(begin)

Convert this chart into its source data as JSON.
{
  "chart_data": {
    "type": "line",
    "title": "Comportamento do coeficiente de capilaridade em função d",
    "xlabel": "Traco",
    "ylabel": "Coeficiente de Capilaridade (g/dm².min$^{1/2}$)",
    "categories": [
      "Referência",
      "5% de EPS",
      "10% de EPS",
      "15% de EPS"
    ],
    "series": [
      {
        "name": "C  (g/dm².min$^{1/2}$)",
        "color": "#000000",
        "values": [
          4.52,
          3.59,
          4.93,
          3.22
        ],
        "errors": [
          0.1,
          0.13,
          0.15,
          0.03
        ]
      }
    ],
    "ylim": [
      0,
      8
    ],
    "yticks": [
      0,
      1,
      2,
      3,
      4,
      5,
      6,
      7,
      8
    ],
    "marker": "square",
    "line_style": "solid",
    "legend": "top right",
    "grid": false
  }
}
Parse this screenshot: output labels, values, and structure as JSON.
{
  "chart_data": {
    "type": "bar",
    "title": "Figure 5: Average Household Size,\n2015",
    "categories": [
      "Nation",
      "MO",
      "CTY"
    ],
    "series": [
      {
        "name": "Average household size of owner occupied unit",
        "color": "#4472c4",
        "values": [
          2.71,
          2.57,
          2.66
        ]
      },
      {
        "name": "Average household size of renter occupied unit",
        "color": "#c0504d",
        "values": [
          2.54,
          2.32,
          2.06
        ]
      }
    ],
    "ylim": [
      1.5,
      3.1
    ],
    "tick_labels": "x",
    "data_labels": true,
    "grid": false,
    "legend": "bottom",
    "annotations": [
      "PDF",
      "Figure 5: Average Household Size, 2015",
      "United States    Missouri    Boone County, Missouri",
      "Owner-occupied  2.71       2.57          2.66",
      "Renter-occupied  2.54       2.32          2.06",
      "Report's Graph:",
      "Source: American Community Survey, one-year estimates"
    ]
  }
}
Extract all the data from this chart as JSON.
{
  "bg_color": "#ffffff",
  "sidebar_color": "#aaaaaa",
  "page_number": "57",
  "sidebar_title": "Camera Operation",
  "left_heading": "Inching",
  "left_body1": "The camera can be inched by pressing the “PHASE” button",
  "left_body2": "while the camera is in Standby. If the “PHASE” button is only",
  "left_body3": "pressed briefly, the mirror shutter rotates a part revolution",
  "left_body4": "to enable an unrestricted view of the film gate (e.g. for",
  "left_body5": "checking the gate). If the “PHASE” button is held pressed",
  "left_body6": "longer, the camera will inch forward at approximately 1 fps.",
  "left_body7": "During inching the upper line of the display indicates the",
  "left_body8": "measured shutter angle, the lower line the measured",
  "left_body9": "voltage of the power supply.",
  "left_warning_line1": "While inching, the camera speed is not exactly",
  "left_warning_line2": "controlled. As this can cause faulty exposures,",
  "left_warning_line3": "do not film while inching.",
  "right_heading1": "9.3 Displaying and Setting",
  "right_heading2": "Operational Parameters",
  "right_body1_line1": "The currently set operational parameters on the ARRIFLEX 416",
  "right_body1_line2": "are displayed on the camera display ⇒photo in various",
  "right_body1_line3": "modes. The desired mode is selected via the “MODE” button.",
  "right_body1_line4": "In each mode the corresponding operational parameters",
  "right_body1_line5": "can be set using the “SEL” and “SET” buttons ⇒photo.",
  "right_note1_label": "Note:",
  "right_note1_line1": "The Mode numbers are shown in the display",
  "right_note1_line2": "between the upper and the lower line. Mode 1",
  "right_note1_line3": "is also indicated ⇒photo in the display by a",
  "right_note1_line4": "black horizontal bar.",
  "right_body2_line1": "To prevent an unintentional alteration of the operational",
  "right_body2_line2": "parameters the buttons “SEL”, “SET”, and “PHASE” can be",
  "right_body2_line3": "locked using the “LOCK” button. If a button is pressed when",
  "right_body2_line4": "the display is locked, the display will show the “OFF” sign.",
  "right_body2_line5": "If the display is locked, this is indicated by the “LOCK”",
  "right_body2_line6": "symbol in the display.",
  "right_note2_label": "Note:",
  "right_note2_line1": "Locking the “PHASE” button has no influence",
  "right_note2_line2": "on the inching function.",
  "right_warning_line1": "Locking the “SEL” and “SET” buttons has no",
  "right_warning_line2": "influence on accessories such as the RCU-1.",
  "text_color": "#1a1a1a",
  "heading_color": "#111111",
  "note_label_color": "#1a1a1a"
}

(end)

• Problem
Copy every line exactly. Leave nothing out.

• Completed task
Convert this chart into its source data as JSON.
{
  "chart_data": {
    "type": "line",
    "title": "Comportamento do coeficiente de capilaridade em função d",
    "xlabel": "Traco",
    "ylabel": "Coeficiente de Capilaridade (g/dm².min$^{1/2}$)",
    "categories": [
      "Referência",
      "5% de EPS",
      "10% de EPS",
      "15% de EPS"
    ],
    "series": [
      {
        "name": "C  (g/dm².min$^{1/2}$)",
        "color": "#000000",
        "values": [
          4.52,
          3.59,
          4.93,
          3.22
        ],
        "errors": [
          0.1,
          0.13,
          0.15,
          0.03
        ]
      }
    ],
    "ylim": [
      0,
      8
    ],
    "yticks": [
      0,
      1,
      2,
      3,
      4,
      5,
      6,
      7,
      8
    ],
    "marker": "square",
    "line_style": "solid",
    "legend": "top right",
    "grid": false
  }
}
Parse this screenshot: output labels, values, and structure as JSON.
{
  "chart_data": {
    "type": "bar",
    "title": "Figure 5: Average Household Size,\n2015",
    "categories": [
      "Nation",
      "MO",
      "CTY"
    ],
    "series": [
      {
        "name": "Average household size of owner occupied unit",
        "color": "#4472c4",
        "values": [
          2.71,
          2.57,
          2.66
        ]
      },
      {
        "name": "Average household size of renter occupied unit",
        "color": "#c0504d",
        "values": [
          2.54,
          2.32,
          2.06
        ]
      }
    ],
    "ylim": [
      1.5,
      3.1
    ],
    "tick_labels": "x",
    "data_labels": true,
    "grid": false,
    "legend": "bottom",
    "annotations": [
      "PDF",
      "Figure 5: Average Household Size, 2015",
      "United States    Missouri    Boone County, Missouri",
      "Owner-occupied  2.71       2.57          2.66",
      "Renter-occupied  2.54       2.32          2.06",
      "Report's Graph:",
      "Source: American Community Survey, one-year estimates"
    ]
  }
}
Extract all the data from this chart as JSON.
{
  "bg_color": "#ffffff",
  "sidebar_color": "#aaaaaa",
  "page_number": "57",
  "sidebar_title": "Camera Operation",
  "left_heading": "Inching",
  "left_body1": "The camera can be inched by pressing the “PHASE” button",
  "left_body2": "while the camera is in Standby. If the “PHASE” button is only",
  "left_body3": "pressed briefly, the mirror shutter rotates a part revolution",
  "left_body4": "to enable an unrestricted view of the film gate (e.g. for",
  "left_body5": "checking the gate). If the “PHASE” button is held pressed",
  "left_body6": "longer, the camera will inch forward at approximately 1 fps.",
  "left_body7": "During inching the upper line of the display indicates the",
  "left_body8": "measured shutter angle, the lower line the measured",
  "left_body9": "voltage of the power supply.",
  "left_warning_line1": "While inching, the camera speed is not exactly",
  "left_warning_line2": "controlled. As this can cause faulty exposures,",
  "left_warning_line3": "do not film while inching.",
  "right_heading1": "9.3 Displaying and Setting",
  "right_heading2": "Operational Parameters",
  "right_body1_line1": "The currently set operational parameters on the ARRIFLEX 416",
  "right_body1_line2": "are displayed on the camera display ⇒photo in various",
  "right_body1_line3": "modes. The desired mode is selected via the “MODE” button.",
  "right_body1_line4": "In each mode the corresponding operational parameters",
  "right_body1_line5": "can be set using the “SEL” and “SET” buttons ⇒photo.",
  "right_note1_label": "Note:",
  "right_note1_line1": "The Mode numbers are shown in the display",
  "right_note1_line2": "between the upper and the lower line. Mode 1",
  "right_note1_line3": "is also indicated ⇒photo in the display by a",
  "right_note1_line4": "black horizontal bar.",
  "right_body2_line1": "To prevent an unintentional alteration of the operational",
  "right_body2_line2": "parameters the buttons “SEL”, “SET”, and “PHASE” can be",
  "right_body2_line3": "locked using the “LOCK” button. If a button is pressed when",
  "right_body2_line4": "the display is locked, the display will show the “OFF” sign.",
  "right_body2_line5": "If the display is locked, this is indicated by the “LOCK”",
  "right_body2_line6": "symbol in the display.",
  "right_note2_label": "Note:",
  "right_note2_line1": "Locking the “PHASE” button has no influence",
  "right_note2_line2": "on the inching function.",
  "right_warning_line1": "Locking the “SEL” and “SET” buttons has no",
  "right_warning_line2": "influence on accessories such as the RCU-1.",
  "text_color": "#1a1a1a",
  "heading_color": "#111111",
  "note_label_color": "#1a1a1a"
}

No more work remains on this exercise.